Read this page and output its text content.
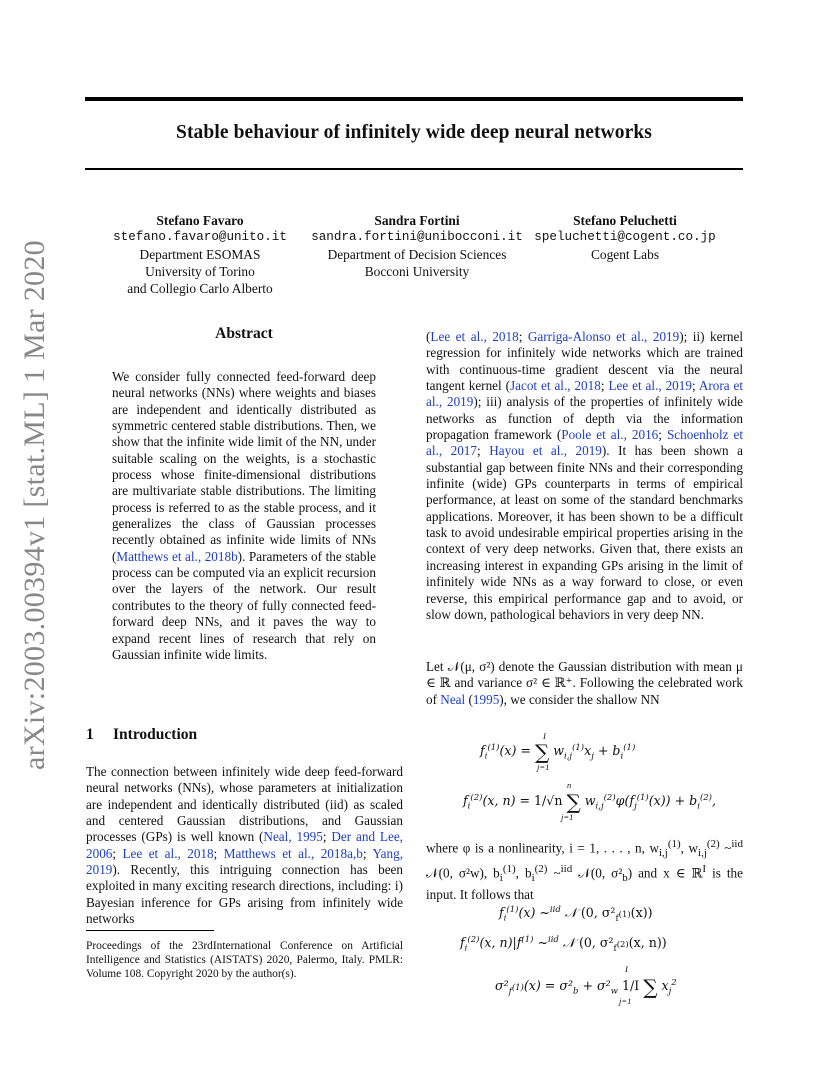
Stable behaviour of infinitely wide deep neural networks
arXiv:2003.00394v1 [stat.ML] 1 Mar 2020
Stefano Favaro
stefano.favaro@unito.it
Department ESOMAS
University of Torino
and Collegio Carlo Alberto
Sandra Fortini
sandra.fortini@unibocconi.it
Department of Decision Sciences
Bocconi University
Stefano Peluchetti
speluchetti@cogent.co.jp
Cogent Labs
Abstract
We consider fully connected feed-forward deep neural networks (NNs) where weights and biases are independent and identically distributed as symmetric centered stable distributions. Then, we show that the infinite wide limit of the NN, under suitable scaling on the weights, is a stochastic process whose finite-dimensional distributions are multivariate stable distributions. The limiting process is referred to as the stable process, and it generalizes the class of Gaussian processes recently obtained as infinite wide limits of NNs (Matthews et al., 2018b). Parameters of the stable process can be computed via an explicit recursion over the layers of the network. Our result contributes to the theory of fully connected feed-forward deep NNs, and it paves the way to expand recent lines of research that rely on Gaussian infinite wide limits.
1 Introduction
The connection between infinitely wide deep feed-forward neural networks (NNs), whose parameters at initialization are independent and identically distributed (iid) as scaled and centered Gaussian distributions, and Gaussian processes (GPs) is well known (Neal, 1995; Der and Lee, 2006; Lee et al., 2018; Matthews et al., 2018a,b; Yang, 2019). Recently, this intriguing connection has been exploited in many exciting research directions, including: i) Bayesian inference for GPs arising from infinitely wide networks
Proceedings of the 23rdInternational Conference on Artificial Intelligence and Statistics (AISTATS) 2020, Palermo, Italy. PMLR: Volume 108. Copyright 2020 by the author(s).
(Lee et al., 2018; Garriga-Alonso et al., 2019); ii) kernel regression for infinitely wide networks which are trained with continuous-time gradient descent via the neural tangent kernel (Jacot et al., 2018; Lee et al., 2019; Arora et al., 2019); iii) analysis of the properties of infinitely wide networks as function of depth via the information propagation framework (Poole et al., 2016; Schoenholz et al., 2017; Hayou et al., 2019). It has been shown a substantial gap between finite NNs and their corresponding infinite (wide) GPs counterparts in terms of empirical performance, at least on some of the standard benchmarks applications. Moreover, it has been shown to be a difficult task to avoid undesirable empirical properties arising in the context of very deep networks. Given that, there exists an increasing interest in expanding GPs arising in the limit of infinitely wide NNs as a way forward to close, or even reverse, this empirical performance gap and to avoid, or slow down, pathological behaviors in very deep NN.
Let 𝒩(μ, σ²) denote the Gaussian distribution with mean μ ∈ ℝ and variance σ² ∈ ℝ⁺. Following the celebrated work of Neal (1995), we consider the shallow NN
$f_i^{(1)}(x)$ = ∑ $w_{i,j}^{(1)}x_j + b_i^{(1)}$
I
j=1
$f_i^{(2)}(x$, n) = 1/√n ∑ $w_{i,j}^{(2)}\varphi(f_j^{(1)}(x)) + b_i^{(2)}$,
n
j=1
where φ is a nonlinearity, i = 1, . . . , n, $w_{i,j}^{(1)}$, $w_{i,j}^{(2)}$ ~$^{iid}$ 𝒩(0, σ²w), $b_i^{(1)}$, $b_i^{(2)}$ ~$^{iid}$ 𝒩(0, $\sigma^2_b$) and x ∈ ℝ$^I$ is the input. It follows that
$f_i^{(1)}(x)$ ~$^{iid}$ 𝒩 (0, $\sigma^2_{f^{(1)}}(x)$)
$f_i^{(2)}(x$, $n)|f^{(1)}$ ~$^{iid}$ 𝒩 (0, $\sigma^2_{f^{(2)}}(x$, n))
$\sigma^2_{f^{(1)}}(x) = \sigma^2_b + \sigma^2_w$ 1/I ∑ $x_j^2$
I
j=1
......
Without the pictures, repeat the listing above exactly.

- EXERCISE RESPONSE
Read this page and output its text content.
Stable behaviour of infinitely wide deep neural networks
arXiv:2003.00394v1 [stat.ML] 1 Mar 2020
Stefano Favaro
stefano.favaro@unito.it
Department ESOMAS
University of Torino
and Collegio Carlo Alberto
Sandra Fortini
sandra.fortini@unibocconi.it
Department of Decision Sciences
Bocconi University
Stefano Peluchetti
speluchetti@cogent.co.jp
Cogent Labs
Abstract
We consider fully connected feed-forward deep neural networks (NNs) where weights and biases are independent and identically distributed as symmetric centered stable distributions. Then, we show that the infinite wide limit of the NN, under suitable scaling on the weights, is a stochastic process whose finite-dimensional distributions are multivariate stable distributions. The limiting process is referred to as the stable process, and it generalizes the class of Gaussian processes recently obtained as infinite wide limits of NNs (Matthews et al., 2018b). Parameters of the stable process can be computed via an explicit recursion over the layers of the network. Our result contributes to the theory of fully connected feed-forward deep NNs, and it paves the way to expand recent lines of research that rely on Gaussian infinite wide limits.
1 Introduction
The connection between infinitely wide deep feed-forward neural networks (NNs), whose parameters at initialization are independent and identically distributed (iid) as scaled and centered Gaussian distributions, and Gaussian processes (GPs) is well known (Neal, 1995; Der and Lee, 2006; Lee et al., 2018; Matthews et al., 2018a,b; Yang, 2019). Recently, this intriguing connection has been exploited in many exciting research directions, including: i) Bayesian inference for GPs arising from infinitely wide networks
Proceedings of the 23rdInternational Conference on Artificial Intelligence and Statistics (AISTATS) 2020, Palermo, Italy. PMLR: Volume 108. Copyright 2020 by the author(s).
(Lee et al., 2018; Garriga-Alonso et al., 2019); ii) kernel regression for infinitely wide networks which are trained with continuous-time gradient descent via the neural tangent kernel (Jacot et al., 2018; Lee et al., 2019; Arora et al., 2019); iii) analysis of the properties of infinitely wide networks as function of depth via the information propagation framework (Poole et al., 2016; Schoenholz et al., 2017; Hayou et al., 2019). It has been shown a substantial gap between finite NNs and their corresponding infinite (wide) GPs counterparts in terms of empirical performance, at least on some of the standard benchmarks applications. Moreover, it has been shown to be a difficult task to avoid undesirable empirical properties arising in the context of very deep networks. Given that, there exists an increasing interest in expanding GPs arising in the limit of infinitely wide NNs as a way forward to close, or even reverse, this empirical performance gap and to avoid, or slow down, pathological behaviors in very deep NN.
Let 𝒩(μ, σ²) denote the Gaussian distribution with mean μ ∈ ℝ and variance σ² ∈ ℝ⁺. Following the celebrated work of Neal (1995), we consider the shallow NN
$f_i^{(1)}(x)$ = ∑ $w_{i,j}^{(1)}x_j + b_i^{(1)}$
I
j=1
$f_i^{(2)}(x$, n) = 1/√n ∑ $w_{i,j}^{(2)}\varphi(f_j^{(1)}(x)) + b_i^{(2)}$,
n
j=1
where φ is a nonlinearity, i = 1, . . . , n, $w_{i,j}^{(1)}$, $w_{i,j}^{(2)}$ ~$^{iid}$ 𝒩(0, σ²w), $b_i^{(1)}$, $b_i^{(2)}$ ~$^{iid}$ 𝒩(0, $\sigma^2_b$) and x ∈ ℝ$^I$ is the input. It follows that
$f_i^{(1)}(x)$ ~$^{iid}$ 𝒩 (0, $\sigma^2_{f^{(1)}}(x)$)
$f_i^{(2)}(x$, $n)|f^{(1)}$ ~$^{iid}$ 𝒩 (0, $\sigma^2_{f^{(2)}}(x$, n))
$\sigma^2_{f^{(1)}}(x) = \sigma^2_b + \sigma^2_w$ 1/I ∑ $x_j^2$
I
j=1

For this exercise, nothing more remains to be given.